[Extract to read — start]

Long read sequencing of B .napus

Genome structural variation (SV) contributes strongly to trait variation in eukaryotic species and may have an even higher functional significance than single nucleotide polymorphism (SNP). In recent years there have been a number of studies associating large, chromosomal scale SV ranging from hundreds of kilobases all the way up to a few megabases to key agronomic traits in plant genomes. However, there have been little or no efforts towards cataloging small (30 to 10,000 bp) to mid-scale (10,000 bp to 30,000 bp) SV and their impact on evolution and adaptation related traits in plants. This might be attributed to complex and highly-duplicated nature of plant genomes, which makes them difficult to assess using high-throughput genome screening methods. Here we describe how long-read sequencing technologies can overcome this problem, revealing a surprisingly high level of widespread, small to mid-scale SV in a major allopolyploid crop species, Brassica napus. We found that up to 10% of all genes were affected by small to mid-scale SV events. Nearly half of these SV events ranged between 100 bp to 1000 bp, which makes them challenging to detect using short read Illumina sequencing. Examples demonstrating the contribution of such SV towards eco-geographical adaptation and disease resistance in oilseed rape suggest that revisiting complex plant genomes using medium-coverage, long-read sequencing might reveal unexpected levels of functional gene variation, with major implications for trait regulation and crop improvement.

[Extract to read — finish]

▸ **What is being asked**:
Answer these questions about the text on long-read sequencing of B. napus:
(a) What base-pair range does the text give for small SV?
(b) Up to what share of all genes were affected by small to mid-scale SV events?
(c) Between what sizes did nearly half of these SV events fall?
The entries play no part in this.

[Information supplied — start]

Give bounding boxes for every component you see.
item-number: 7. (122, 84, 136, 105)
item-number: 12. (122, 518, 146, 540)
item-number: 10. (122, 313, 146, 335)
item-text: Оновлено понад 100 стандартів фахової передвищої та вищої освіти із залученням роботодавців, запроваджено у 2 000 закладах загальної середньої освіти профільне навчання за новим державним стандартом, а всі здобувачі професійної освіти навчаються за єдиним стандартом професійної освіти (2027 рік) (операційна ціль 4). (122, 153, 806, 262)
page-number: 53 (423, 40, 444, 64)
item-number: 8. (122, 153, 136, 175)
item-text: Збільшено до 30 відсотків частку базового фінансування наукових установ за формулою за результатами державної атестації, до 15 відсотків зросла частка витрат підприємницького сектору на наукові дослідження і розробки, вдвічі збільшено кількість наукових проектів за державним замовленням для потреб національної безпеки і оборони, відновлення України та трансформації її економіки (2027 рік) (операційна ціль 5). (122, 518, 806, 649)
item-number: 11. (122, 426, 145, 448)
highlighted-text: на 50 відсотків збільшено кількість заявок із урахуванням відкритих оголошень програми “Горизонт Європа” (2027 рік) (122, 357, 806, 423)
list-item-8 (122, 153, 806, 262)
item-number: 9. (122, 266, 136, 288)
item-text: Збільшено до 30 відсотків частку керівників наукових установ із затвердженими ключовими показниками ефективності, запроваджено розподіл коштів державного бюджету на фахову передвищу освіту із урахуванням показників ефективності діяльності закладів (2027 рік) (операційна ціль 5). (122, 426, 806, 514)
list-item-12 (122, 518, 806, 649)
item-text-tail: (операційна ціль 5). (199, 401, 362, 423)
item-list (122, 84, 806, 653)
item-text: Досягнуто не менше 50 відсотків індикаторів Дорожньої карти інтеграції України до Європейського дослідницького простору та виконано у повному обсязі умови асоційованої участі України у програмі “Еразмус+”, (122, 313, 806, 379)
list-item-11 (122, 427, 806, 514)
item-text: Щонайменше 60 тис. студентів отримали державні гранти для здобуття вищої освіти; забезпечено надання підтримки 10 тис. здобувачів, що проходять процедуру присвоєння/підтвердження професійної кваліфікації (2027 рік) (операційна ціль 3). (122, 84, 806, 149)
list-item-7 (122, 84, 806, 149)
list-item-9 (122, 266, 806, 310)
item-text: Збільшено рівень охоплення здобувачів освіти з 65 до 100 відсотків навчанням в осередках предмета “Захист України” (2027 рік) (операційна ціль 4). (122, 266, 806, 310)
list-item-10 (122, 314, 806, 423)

[Information supplied — finish]

▸ **Written solution**:
(a) 30 to 10,000 bp
(b) Up to 10%
(c) Between 100 bp and 1000 bp